Exercise objective:
Give the number of lines that hold the string "this". Nothing else is needed.

Material:
--*--
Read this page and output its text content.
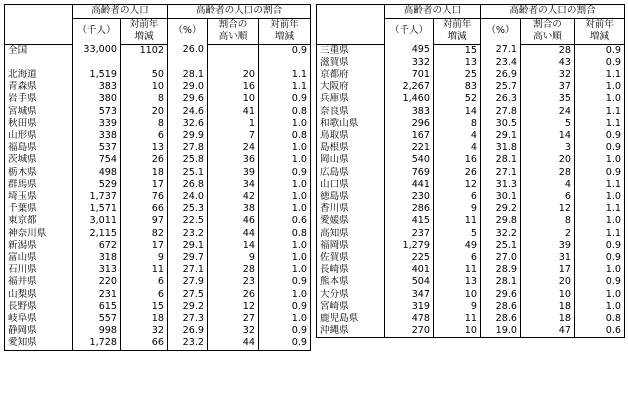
	高齢者の人口		高齢者の人口の割合		
	（千人）	対前年	（%）	割合の	対前年
		増減		高い順	増減
全国	33,000	1102	26.0		0.9

北海道	1,519	50	28.1	20	1.1
青森県	383	10	29.0	16	1.1
岩手県	380	8	29.6	10	0.9
宮城県	573	20	24.6	41	0.8
秋田県	339	8	32.6	1	1.0
山形県	338	6	29.9	7	0.8
福島県	537	13	27.8	24	1.0
茨城県	754	26	25.8	36	1.0
栃木県	498	18	25.1	39	0.9
群馬県	529	17	26.8	34	1.0
埼玉県	1,737	76	24.0	42	1.0
千葉県	1,571	66	25.3	38	1.0
東京都	3,011	97	22.5	46	0.6
神奈川県	2,115	82	23.2	44	0.8
新潟県	672	17	29.1	14	1.0
富山県	318	9	29.7	9	1.0
石川県	313	11	27.1	28	1.0
福井県	220	6	27.9	23	0.9
山梨県	231	6	27.5	26	1.0
長野県	615	15	29.2	12	0.9
岐阜県	557	18	27.3	27	1.0
静岡県	998	32	26.9	32	0.9
愛知県	1,728	66	23.2	44	0.9
	高齢者の人口		高齢者の人口の割合		
	（千人）	対前年	（%）	割合の	対前年
		増減		高い順	増減
三重県	495	15	27.1	28	0.9
滋賀県	332	13	23.4	43	0.9
京都府	701	25	26.9	32	1.1
大阪府	2,267	83	25.7	37	1.0
兵庫県	1,460	52	26.3	35	1.0
奈良県	383	14	27.8	24	1.1
和歌山県	296	8	30.5	5	1.1
鳥取県	167	4	29.1	14	0.9
島根県	221	4	31.8	3	0.9
岡山県	540	16	28.1	20	1.0
広島県	769	26	27.1	28	0.9
山口県	441	12	31.3	4	1.1
徳島県	230	6	30.1	6	1.0
香川県	286	9	29.2	12	1.1
愛媛県	415	11	29.8	8	1.0
高知県	237	5	32.2	2	1.1
福岡県	1,279	49	25.1	39	0.9
佐賀県	225	6	27.0	31	0.9
長崎県	401	11	28.9	17	1.0
熊本県	504	13	28.1	20	0.9
大分県	347	10	29.6	10	1.0
宮崎県	319	9	28.6	18	1.0
鹿児島県	478	11	28.6	18	0.8
沖縄県	270	10	19.0	47	0.6
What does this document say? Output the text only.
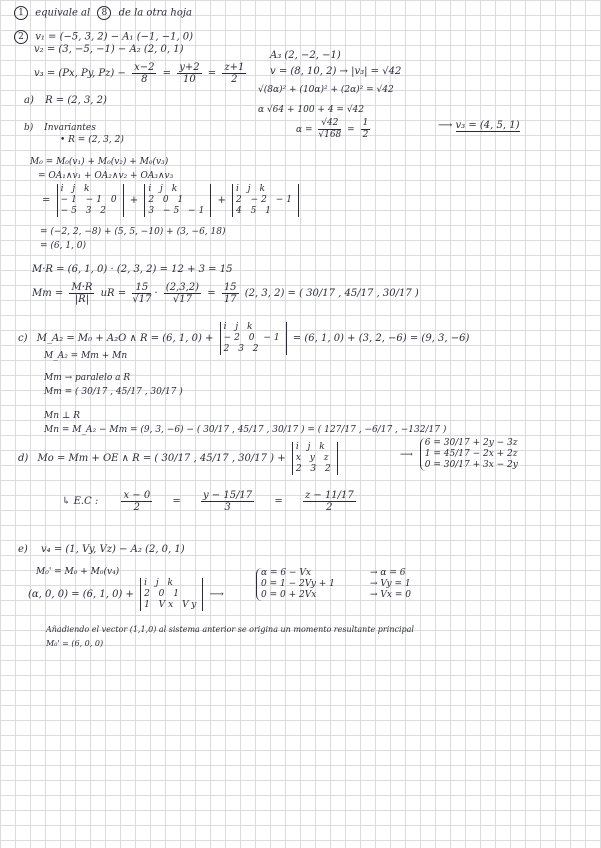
1 equivale al 8 de la otra hoja
2 v₁ = (−5, 3, 2) − A₁ (−1, −1, 0)
v₂ = (3, −5, −1) − A₂ (2, 0, 1)
v₃ = (Px, Py, $Pz) - \frac{x-2}{8} = \frac{y+2}{10} = \frac{z+1}{2}$
A₃ (2, −2, −1)
v = (8, 10, 2) → |v₃| = √42
√(8α)² + (10α)² + (2α)² = √42
α √64 + 100 + 4 = √42
$\alpha = \frac{√42}{√168} = \frac{1}{2}$	⟶ v₃ = (4, 5, 1)
a) R = (2, 3, 2)
b) Invariantes
• R = (2, 3, 2)
M₀ = M₀(v₁) + M₀(v₂) + M₀(v₃)
= OA₁∧v₁ + OA₂∧v₂ + OA₃∧v₃
=
i j k
−1 −1 0
−5 3 2
+
i j k
2 0 1
3 −5 −1
+
i j k
2 −2 −1
4 5 1
= (−2, 2, −8) + (5, 5, −10) + (3, −6, 18)
= (6, 1, 0)
M·R = (6, 1, 0) · (2, 3, 2) = 12 + 3 = 15
$Mm = \frac{M\cdot R}{|R|}$ uR = $\frac{15}{√17} \cdot \frac{(2,3,2)}{√17} = \frac{15}{17} (2$, 3, 2) = ( 30/17 , 45/17 , 30/17 )
c) M_A₂ = M₀ + A₂O ∧ R = (6, 1, 0) +
i j k
−2 0 −1
2 3 2
= (6, 1, 0) + (3, 2, −6) = (9, 3, −6)
M_A₂ = Mm + Mn
Mm → paralelo a R
Mm = ( 30/17 , 45/17 , 30/17 )
Mn ⊥ R
Mn = M_A₂ − Mm = (9, 3, −6) − ( 30/17 , 45/17 , 30/17 ) = ( 127/17 , −6/17 , −132/17 )
d) Mo = Mm + OE ∧ R = ( 30/17 , 45/17 , 30/17 ) +
i j k
x y z
2 3 2
⟶
6 = 30/17 + 2y − 3z
1 = 45/17 − 2x + 2z
0 = 30/17 + 3x − 2y
↳ E.C : $\frac{x - 0}{2} = \frac{y - 15/17}{3} = \frac{z - 11/17}{2}$
e) v₄ = (1, Vy, Vz) − A₂ (2, 0, 1)
M₀' = M₀ + M₀(v₄)
(α, 0, 0) = (6, 1, 0) +
i j k
2 0 1
1 Vx Vy
⟶
α = 6 − Vx
0 = 1 − 2Vy + 1
0 = 0 + 2Vx
→ α = 6
→ Vy = 1
→ Vx = 0
Añadiendo el vector (1,1,0) al sistema anterior se origina un momento resultante principal
M₀' = (6, 0, 0)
--*--
Full solution:
2